** START OF Dataset rows **
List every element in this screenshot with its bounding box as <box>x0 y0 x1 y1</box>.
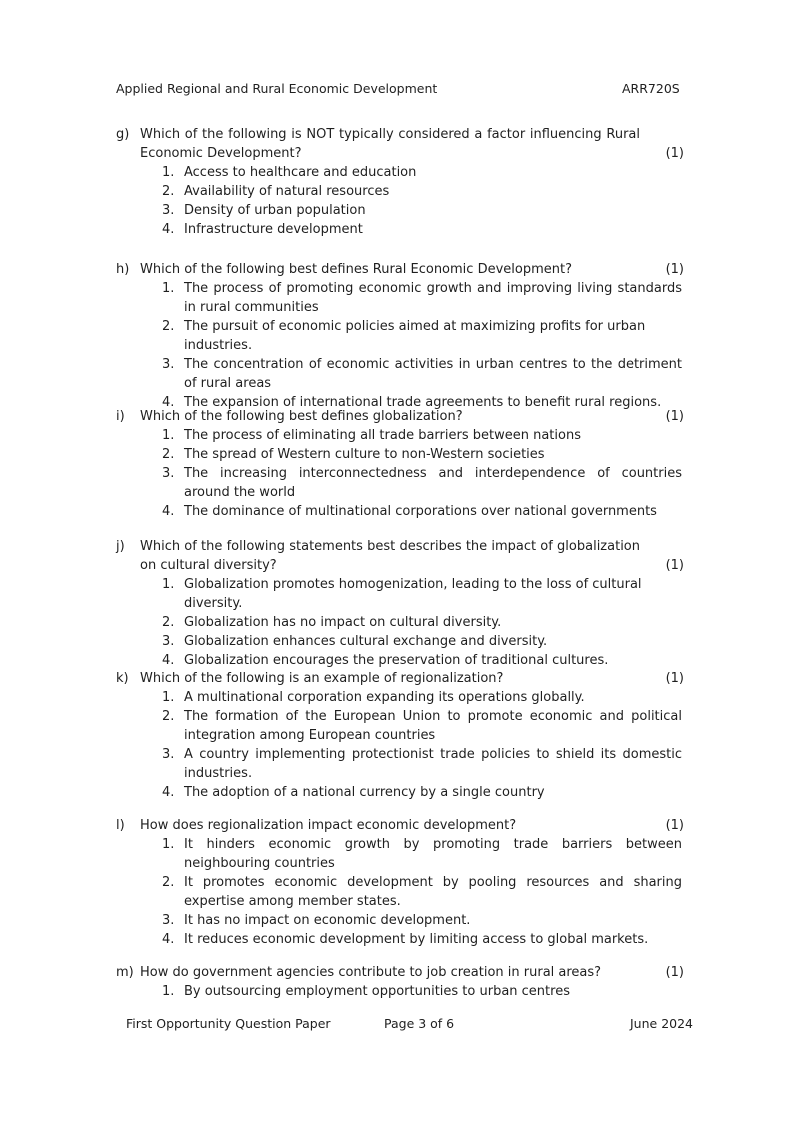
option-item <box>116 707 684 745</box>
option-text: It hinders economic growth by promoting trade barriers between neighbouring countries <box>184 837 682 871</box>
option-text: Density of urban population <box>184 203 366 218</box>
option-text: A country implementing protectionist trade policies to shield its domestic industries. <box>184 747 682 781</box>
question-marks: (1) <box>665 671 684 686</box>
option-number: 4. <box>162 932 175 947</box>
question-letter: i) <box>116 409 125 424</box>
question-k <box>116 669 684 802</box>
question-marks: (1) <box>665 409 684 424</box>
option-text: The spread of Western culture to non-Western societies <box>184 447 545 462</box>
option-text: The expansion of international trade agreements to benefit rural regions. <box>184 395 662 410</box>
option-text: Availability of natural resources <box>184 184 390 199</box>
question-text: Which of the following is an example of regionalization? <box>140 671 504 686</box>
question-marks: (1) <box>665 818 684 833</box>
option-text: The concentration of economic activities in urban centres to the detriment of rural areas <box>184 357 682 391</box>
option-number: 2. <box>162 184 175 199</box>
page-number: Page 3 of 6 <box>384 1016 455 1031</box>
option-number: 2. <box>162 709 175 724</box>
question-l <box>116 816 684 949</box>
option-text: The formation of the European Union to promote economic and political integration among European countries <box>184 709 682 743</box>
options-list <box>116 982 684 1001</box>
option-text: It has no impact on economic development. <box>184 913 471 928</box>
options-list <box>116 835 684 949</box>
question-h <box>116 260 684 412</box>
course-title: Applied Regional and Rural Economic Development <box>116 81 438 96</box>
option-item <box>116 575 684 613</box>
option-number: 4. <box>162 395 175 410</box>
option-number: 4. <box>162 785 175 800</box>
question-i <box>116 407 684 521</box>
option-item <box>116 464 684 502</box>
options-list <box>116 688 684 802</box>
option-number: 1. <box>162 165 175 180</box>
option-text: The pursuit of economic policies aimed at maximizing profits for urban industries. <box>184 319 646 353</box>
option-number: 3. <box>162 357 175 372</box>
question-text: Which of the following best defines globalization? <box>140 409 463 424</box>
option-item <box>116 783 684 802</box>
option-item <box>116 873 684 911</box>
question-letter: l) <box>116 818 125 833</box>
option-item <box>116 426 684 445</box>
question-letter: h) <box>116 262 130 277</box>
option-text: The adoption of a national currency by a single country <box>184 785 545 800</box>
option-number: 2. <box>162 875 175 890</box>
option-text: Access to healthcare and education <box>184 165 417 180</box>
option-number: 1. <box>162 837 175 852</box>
** END OF Dataset rows **
● Task to complete: Copy out each line of the data that contains the string "options". Case matters.

● Complete response:
options-list <box>116 982 684 1001</box>
options-list <box>116 835 684 949</box>
options-list <box>116 688 684 802</box>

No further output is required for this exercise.